• [Stated problem]
Transcribe the lines below verbatim, skipping the images.

----------

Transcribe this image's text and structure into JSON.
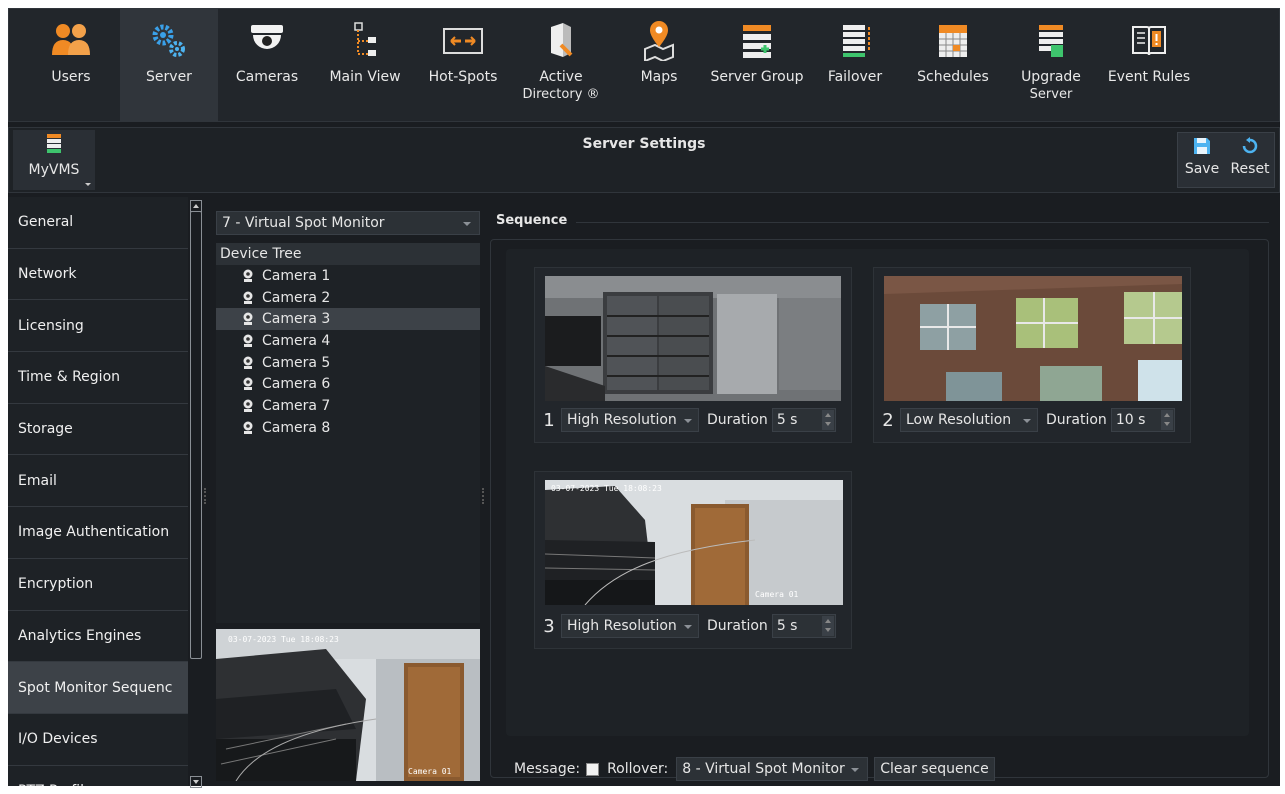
{
  "toolbar": {
    "items": [
      {
        "label": "Users",
        "icon": "users-icon"
      },
      {
        "label": "Server",
        "icon": "server-gears-icon",
        "active": true
      },
      {
        "label": "Cameras",
        "icon": "dome-camera-icon"
      },
      {
        "label": "Main View",
        "icon": "tree-view-icon"
      },
      {
        "label": "Hot-Spots",
        "icon": "hot-spot-icon"
      },
      {
        "label": "Active",
        "sub": "Directory ®",
        "icon": "active-directory-icon"
      },
      {
        "label": "Maps",
        "icon": "map-pin-icon"
      },
      {
        "label": "Server Group",
        "icon": "server-group-icon"
      },
      {
        "label": "Failover",
        "icon": "failover-icon"
      },
      {
        "label": "Schedules",
        "icon": "calendar-icon"
      },
      {
        "label": "Upgrade",
        "sub": "Server",
        "icon": "upgrade-server-icon"
      },
      {
        "label": "Event Rules",
        "icon": "event-rules-book-icon"
      }
    ]
  },
  "header": {
    "server_name": "MyVMS",
    "title": "Server Settings",
    "save_label": "Save",
    "reset_label": "Reset"
  },
  "nav": {
    "items": [
      "General",
      "Network",
      "Licensing",
      "Time & Region",
      "Storage",
      "Email",
      "Image Authentication",
      "Encryption",
      "Analytics Engines",
      "Spot Monitor Sequenc",
      "I/O Devices",
      "PTZ Profiles"
    ],
    "active_index": 9
  },
  "monitor_select": "7 - Virtual Spot Monitor",
  "device_tree": {
    "header": "Device Tree",
    "cameras": [
      "Camera 1",
      "Camera 2",
      "Camera 3",
      "Camera 4",
      "Camera 5",
      "Camera 6",
      "Camera 7",
      "Camera 8"
    ],
    "selected_index": 2
  },
  "preview": {
    "timestamp": "03-07-2023 Tue 18:08:23",
    "caption": "Camera 01"
  },
  "sequence": {
    "title": "Sequence",
    "duration_label": "Duration",
    "items": [
      {
        "index": "1",
        "resolution": "High Resolution",
        "duration": "5 s"
      },
      {
        "index": "2",
        "resolution": "Low Resolution",
        "duration": "10 s"
      },
      {
        "index": "3",
        "resolution": "High Resolution",
        "duration": "5 s"
      }
    ],
    "item3_timestamp": "03-07-2023 Tue 18:08:23",
    "item3_caption": "Camera 01"
  },
  "footer": {
    "message_label": "Message:",
    "message_checked": false,
    "rollover_label": "Rollover:",
    "rollover_value": "8 - Virtual Spot Monitor",
    "clear_label": "Clear sequence"
  },
  "colors": {
    "background": "#1a1d21",
    "panel": "#22262b",
    "selected": "#3d4248",
    "accent_orange": "#f08a24",
    "accent_blue": "#3aa0e8"
  }
}
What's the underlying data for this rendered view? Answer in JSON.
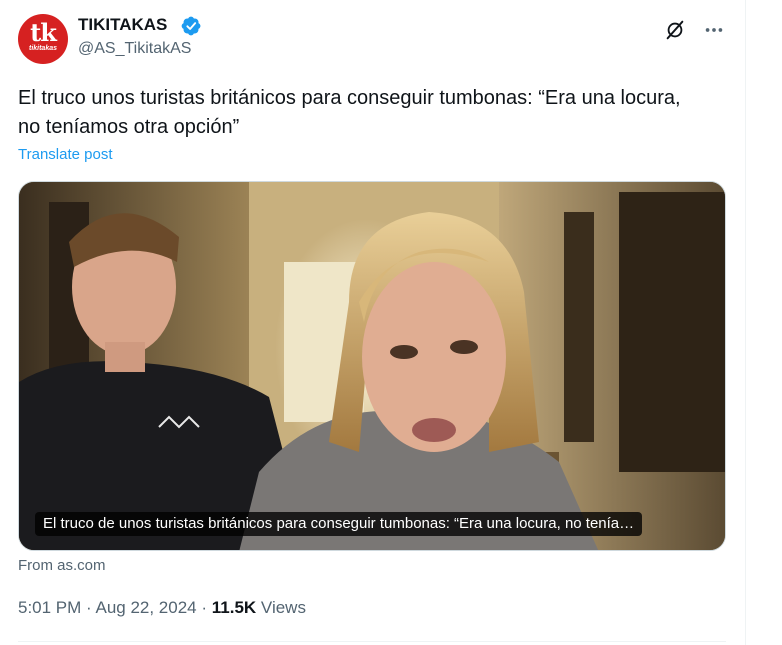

----------

• [Complete output]
Transcribe this image's text and structure into JSON.
{
  "toolbar": {
    "items": [
      {
        "label": "Users",
        "icon": "users-icon"
      },
      {
        "label": "Server",
        "icon": "server-gears-icon",
        "active": true
      },
      {
        "label": "Cameras",
        "icon": "dome-camera-icon"
      },
      {
        "label": "Main View",
        "icon": "tree-view-icon"
      },
      {
        "label": "Hot-Spots",
        "icon": "hot-spot-icon"
      },
      {
        "label": "Active",
        "sub": "Directory ®",
        "icon": "active-directory-icon"
      },
      {
        "label": "Maps",
        "icon": "map-pin-icon"
      },
      {
        "label": "Server Group",
        "icon": "server-group-icon"
      },
      {
        "label": "Failover",
        "icon": "failover-icon"
      },
      {
        "label": "Schedules",
        "icon": "calendar-icon"
      },
      {
        "label": "Upgrade",
        "sub": "Server",
        "icon": "upgrade-server-icon"
      },
      {
        "label": "Event Rules",
        "icon": "event-rules-book-icon"
      }
    ]
  },
  "header": {
    "server_name": "MyVMS",
    "title": "Server Settings",
    "save_label": "Save",
    "reset_label": "Reset"
  },
  "nav": {
    "items": [
      "General",
      "Network",
      "Licensing",
      "Time & Region",
      "Storage",
      "Email",
      "Image Authentication",
      "Encryption",
      "Analytics Engines",
      "Spot Monitor Sequenc",
      "I/O Devices",
      "PTZ Profiles"
    ],
    "active_index": 9
  },
  "monitor_select": "7 - Virtual Spot Monitor",
  "device_tree": {
    "header": "Device Tree",
    "cameras": [
      "Camera 1",
      "Camera 2",
      "Camera 3",
      "Camera 4",
      "Camera 5",
      "Camera 6",
      "Camera 7",
      "Camera 8"
    ],
    "selected_index": 2
  },
  "preview": {
    "timestamp": "03-07-2023 Tue 18:08:23",
    "caption": "Camera 01"
  },
  "sequence": {
    "title": "Sequence",
    "duration_label": "Duration",
    "items": [
      {
        "index": "1",
        "resolution": "High Resolution",
        "duration": "5 s"
      },
      {
        "index": "2",
        "resolution": "Low Resolution",
        "duration": "10 s"
      },
      {
        "index": "3",
        "resolution": "High Resolution",
        "duration": "5 s"
      }
    ],
    "item3_timestamp": "03-07-2023 Tue 18:08:23",
    "item3_caption": "Camera 01"
  },
  "footer": {
    "message_label": "Message:",
    "message_checked": false,
    "rollover_label": "Rollover:",
    "rollover_value": "8 - Virtual Spot Monitor",
    "clear_label": "Clear sequence"
  },
  "colors": {
    "background": "#1a1d21",
    "panel": "#22262b",
    "selected": "#3d4248",
    "accent_orange": "#f08a24",
    "accent_blue": "#3aa0e8"
  }
}
What's the underlying data for this rendered view? Answer in JSON.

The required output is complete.